Task directions
All the data below goes into the copy word for word, but the pictures don't.

— Start of The records —

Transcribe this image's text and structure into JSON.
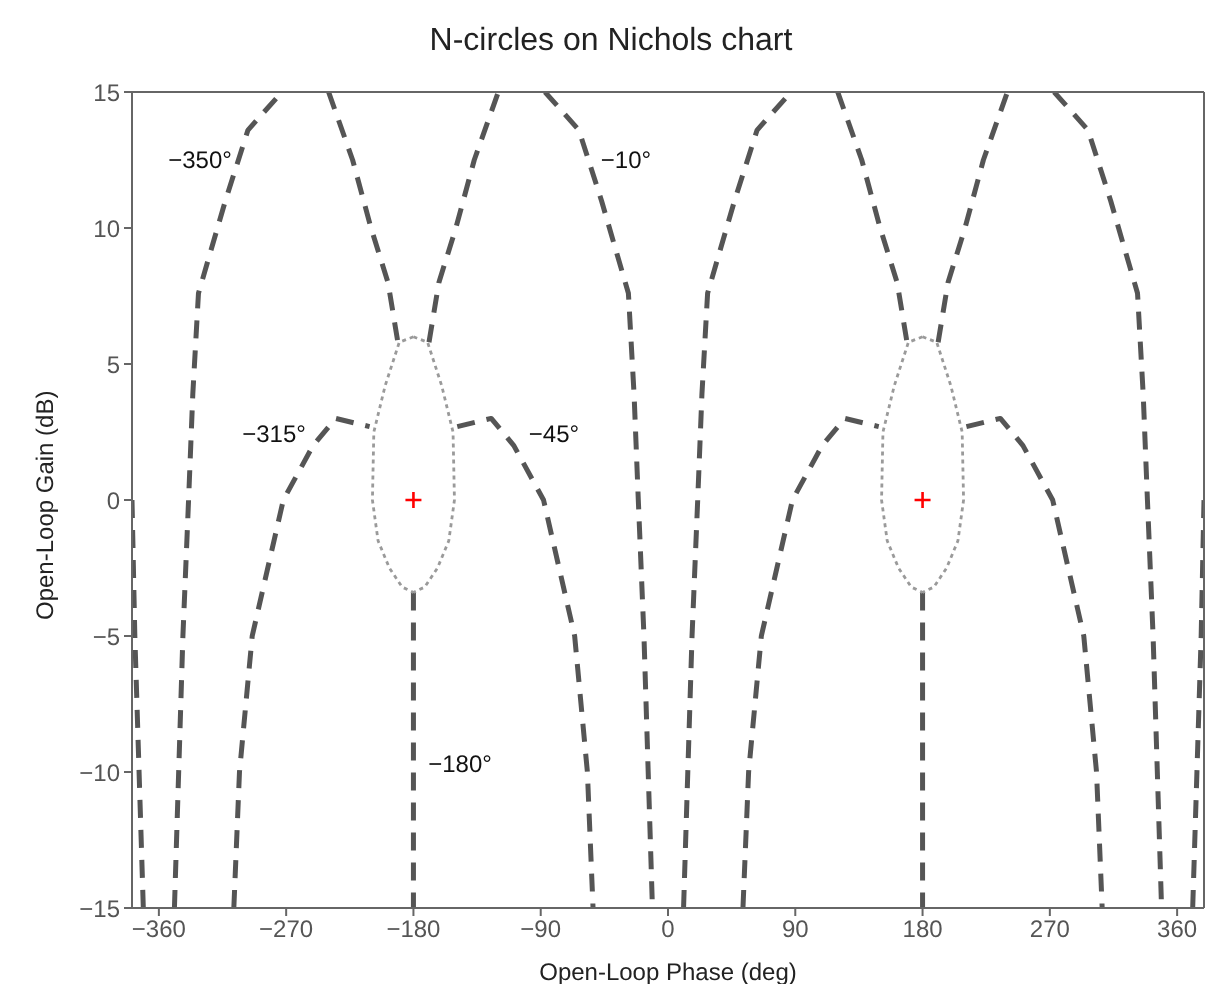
{
  "chart_data": {
    "type": "line",
    "title": "N-circles on Nichols chart",
    "xlabel": "Open-Loop Phase (deg)",
    "ylabel": "Open-Loop Gain (dB)",
    "xlim": [
      -379,
      379
    ],
    "ylim": [
      -15,
      15
    ],
    "xticks": [
      -360,
      -270,
      -180,
      -90,
      0,
      90,
      180,
      270,
      360
    ],
    "yticks": [
      -15,
      -10,
      -5,
      0,
      5,
      10,
      15
    ],
    "series": [
      {
        "color": "#555555",
        "line_style": "dashed",
        "x": [
          -349,
          -346,
          -343,
          -339,
          -336,
          -332,
          -313,
          -297,
          -273,
          -256,
          -240,
          -223,
          -210,
          -198,
          -191
        ],
        "values": [
          -15,
          -10,
          -5,
          0,
          3.9,
          7.6,
          11,
          13.6,
          15,
          null,
          15,
          12.5,
          10,
          8,
          5.8
        ]
      },
      {
        "color": "#555555",
        "line_style": "dashed",
        "x": [
          -169,
          -162,
          -150,
          -137,
          -120,
          -104,
          -87,
          -63,
          -47,
          -28,
          -24,
          -21,
          -17,
          -14,
          -11
        ],
        "values": [
          5.8,
          8,
          10,
          12.5,
          15,
          null,
          15,
          13.6,
          11,
          7.6,
          3.9,
          0,
          -5,
          -10,
          -15
        ]
      },
      {
        "color": "#555555",
        "line_style": "dashed",
        "x": [
          -307,
          -303,
          -294,
          -272,
          -251,
          -235,
          -211
        ],
        "values": [
          -15,
          -10,
          -5,
          0,
          2,
          3,
          2.7
        ]
      },
      {
        "color": "#555555",
        "line_style": "dashed",
        "x": [
          -149,
          -125,
          -109,
          -88,
          -66,
          -57,
          -53
        ],
        "values": [
          2.7,
          3,
          2,
          0,
          -5,
          -10,
          -15
        ]
      },
      {
        "color": "#555555",
        "line_style": "dashed",
        "x": [
          -180,
          -180
        ],
        "values": [
          -3.4,
          -15
        ]
      },
      {
        "color": "#555555",
        "line_style": "dashed",
        "x": [
          11,
          14,
          17,
          21,
          24,
          28,
          47,
          63,
          87,
          104,
          120,
          137,
          150,
          162,
          169
        ],
        "values": [
          -15,
          -10,
          -5,
          0,
          3.9,
          7.6,
          11,
          13.6,
          15,
          null,
          15,
          12.5,
          10,
          8,
          5.8
        ]
      },
      {
        "color": "#555555",
        "line_style": "dashed",
        "x": [
          191,
          198,
          210,
          223,
          240,
          256,
          273,
          297,
          313,
          332,
          336,
          339,
          343,
          346,
          349
        ],
        "values": [
          5.8,
          8,
          10,
          12.5,
          15,
          null,
          15,
          13.6,
          11,
          7.6,
          3.9,
          0,
          -5,
          -10,
          -15
        ]
      },
      {
        "color": "#555555",
        "line_style": "dashed",
        "x": [
          53,
          57,
          66,
          88,
          109,
          125,
          149
        ],
        "values": [
          -15,
          -10,
          -5,
          0,
          2,
          3,
          2.7
        ]
      },
      {
        "color": "#555555",
        "line_style": "dashed",
        "x": [
          211,
          235,
          251,
          272,
          294,
          303,
          307
        ],
        "values": [
          2.7,
          3,
          2,
          0,
          -5,
          -10,
          -15
        ]
      },
      {
        "color": "#555555",
        "line_style": "dashed",
        "x": [
          180,
          180
        ],
        "values": [
          -3.4,
          -15
        ]
      },
      {
        "color": "#555555",
        "line_style": "dashed",
        "x": [
          -379,
          -377,
          -374,
          -371
        ],
        "values": [
          0,
          -5,
          -10,
          -15
        ]
      },
      {
        "color": "#555555",
        "line_style": "dashed",
        "x": [
          371,
          374,
          377,
          379
        ],
        "values": [
          -15,
          -10,
          -5,
          0
        ]
      },
      {
        "color": "#9a9a9a",
        "line_style": "dotted",
        "x": [
          -180,
          -190,
          -200,
          -208,
          -209,
          -205,
          -197,
          -188,
          -180
        ],
        "values": [
          6,
          5.8,
          4.2,
          2.5,
          0,
          -1.5,
          -2.5,
          -3.2,
          -3.4
        ]
      },
      {
        "color": "#9a9a9a",
        "line_style": "dotted",
        "x": [
          -180,
          -170,
          -160,
          -152,
          -151,
          -155,
          -163,
          -172,
          -180
        ],
        "values": [
          6,
          5.8,
          4.2,
          2.5,
          0,
          -1.5,
          -2.5,
          -3.2,
          -3.4
        ]
      },
      {
        "color": "#9a9a9a",
        "line_style": "dotted",
        "x": [
          180,
          170,
          160,
          152,
          151,
          155,
          163,
          172,
          180
        ],
        "values": [
          6,
          5.8,
          4.2,
          2.5,
          0,
          -1.5,
          -2.5,
          -3.2,
          -3.4
        ]
      },
      {
        "color": "#9a9a9a",
        "line_style": "dotted",
        "x": [
          180,
          190,
          200,
          208,
          209,
          205,
          197,
          188,
          180
        ],
        "values": [
          6,
          5.8,
          4.2,
          2.5,
          0,
          -1.5,
          -2.5,
          -3.2,
          -3.4
        ]
      },
      {
        "type": "scatter",
        "color": "#ff0000",
        "marker": "cross",
        "x": [
          -180,
          180
        ],
        "values": [
          0,
          0
        ]
      }
    ],
    "annotations": [
      "−350°",
      "−10°",
      "−315°",
      "−45°",
      "−180°"
    ]
  }
}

— End of The records —

Exercise output
Transcribe this image's text and structure into JSON.
{
  "chart_data": {
    "type": "line",
    "title": "N-circles on Nichols chart",
    "xlabel": "Open-Loop Phase (deg)",
    "ylabel": "Open-Loop Gain (dB)",
    "xlim": [
      -379,
      379
    ],
    "ylim": [
      -15,
      15
    ],
    "xticks": [
      -360,
      -270,
      -180,
      -90,
      0,
      90,
      180,
      270,
      360
    ],
    "yticks": [
      -15,
      -10,
      -5,
      0,
      5,
      10,
      15
    ],
    "series": [
      {
        "color": "#555555",
        "line_style": "dashed",
        "x": [
          -349,
          -346,
          -343,
          -339,
          -336,
          -332,
          -313,
          -297,
          -273,
          -256,
          -240,
          -223,
          -210,
          -198,
          -191
        ],
        "values": [
          -15,
          -10,
          -5,
          0,
          3.9,
          7.6,
          11,
          13.6,
          15,
          null,
          15,
          12.5,
          10,
          8,
          5.8
        ]
      },
      {
        "color": "#555555",
        "line_style": "dashed",
        "x": [
          -169,
          -162,
          -150,
          -137,
          -120,
          -104,
          -87,
          -63,
          -47,
          -28,
          -24,
          -21,
          -17,
          -14,
          -11
        ],
        "values": [
          5.8,
          8,
          10,
          12.5,
          15,
          null,
          15,
          13.6,
          11,
          7.6,
          3.9,
          0,
          -5,
          -10,
          -15
        ]
      },
      {
        "color": "#555555",
        "line_style": "dashed",
        "x": [
          -307,
          -303,
          -294,
          -272,
          -251,
          -235,
          -211
        ],
        "values": [
          -15,
          -10,
          -5,
          0,
          2,
          3,
          2.7
        ]
      },
      {
        "color": "#555555",
        "line_style": "dashed",
        "x": [
          -149,
          -125,
          -109,
          -88,
          -66,
          -57,
          -53
        ],
        "values": [
          2.7,
          3,
          2,
          0,
          -5,
          -10,
          -15
        ]
      },
      {
        "color": "#555555",
        "line_style": "dashed",
        "x": [
          -180,
          -180
        ],
        "values": [
          -3.4,
          -15
        ]
      },
      {
        "color": "#555555",
        "line_style": "dashed",
        "x": [
          11,
          14,
          17,
          21,
          24,
          28,
          47,
          63,
          87,
          104,
          120,
          137,
          150,
          162,
          169
        ],
        "values": [
          -15,
          -10,
          -5,
          0,
          3.9,
          7.6,
          11,
          13.6,
          15,
          null,
          15,
          12.5,
          10,
          8,
          5.8
        ]
      },
      {
        "color": "#555555",
        "line_style": "dashed",
        "x": [
          191,
          198,
          210,
          223,
          240,
          256,
          273,
          297,
          313,
          332,
          336,
          339,
          343,
          346,
          349
        ],
        "values": [
          5.8,
          8,
          10,
          12.5,
          15,
          null,
          15,
          13.6,
          11,
          7.6,
          3.9,
          0,
          -5,
          -10,
          -15
        ]
      },
      {
        "color": "#555555",
        "line_style": "dashed",
        "x": [
          53,
          57,
          66,
          88,
          109,
          125,
          149
        ],
        "values": [
          -15,
          -10,
          -5,
          0,
          2,
          3,
          2.7
        ]
      },
      {
        "color": "#555555",
        "line_style": "dashed",
        "x": [
          211,
          235,
          251,
          272,
          294,
          303,
          307
        ],
        "values": [
          2.7,
          3,
          2,
          0,
          -5,
          -10,
          -15
        ]
      },
      {
        "color": "#555555",
        "line_style": "dashed",
        "x": [
          180,
          180
        ],
        "values": [
          -3.4,
          -15
        ]
      },
      {
        "color": "#555555",
        "line_style": "dashed",
        "x": [
          -379,
          -377,
          -374,
          -371
        ],
        "values": [
          0,
          -5,
          -10,
          -15
        ]
      },
      {
        "color": "#555555",
        "line_style": "dashed",
        "x": [
          371,
          374,
          377,
          379
        ],
        "values": [
          -15,
          -10,
          -5,
          0
        ]
      },
      {
        "color": "#9a9a9a",
        "line_style": "dotted",
        "x": [
          -180,
          -190,
          -200,
          -208,
          -209,
          -205,
          -197,
          -188,
          -180
        ],
        "values": [
          6,
          5.8,
          4.2,
          2.5,
          0,
          -1.5,
          -2.5,
          -3.2,
          -3.4
        ]
      },
      {
        "color": "#9a9a9a",
        "line_style": "dotted",
        "x": [
          -180,
          -170,
          -160,
          -152,
          -151,
          -155,
          -163,
          -172,
          -180
        ],
        "values": [
          6,
          5.8,
          4.2,
          2.5,
          0,
          -1.5,
          -2.5,
          -3.2,
          -3.4
        ]
      },
      {
        "color": "#9a9a9a",
        "line_style": "dotted",
        "x": [
          180,
          170,
          160,
          152,
          151,
          155,
          163,
          172,
          180
        ],
        "values": [
          6,
          5.8,
          4.2,
          2.5,
          0,
          -1.5,
          -2.5,
          -3.2,
          -3.4
        ]
      },
      {
        "color": "#9a9a9a",
        "line_style": "dotted",
        "x": [
          180,
          190,
          200,
          208,
          209,
          205,
          197,
          188,
          180
        ],
        "values": [
          6,
          5.8,
          4.2,
          2.5,
          0,
          -1.5,
          -2.5,
          -3.2,
          -3.4
        ]
      },
      {
        "type": "scatter",
        "color": "#ff0000",
        "marker": "cross",
        "x": [
          -180,
          180
        ],
        "values": [
          0,
          0
        ]
      }
    ],
    "annotations": [
      "−350°",
      "−10°",
      "−315°",
      "−45°",
      "−180°"
    ]
  }
}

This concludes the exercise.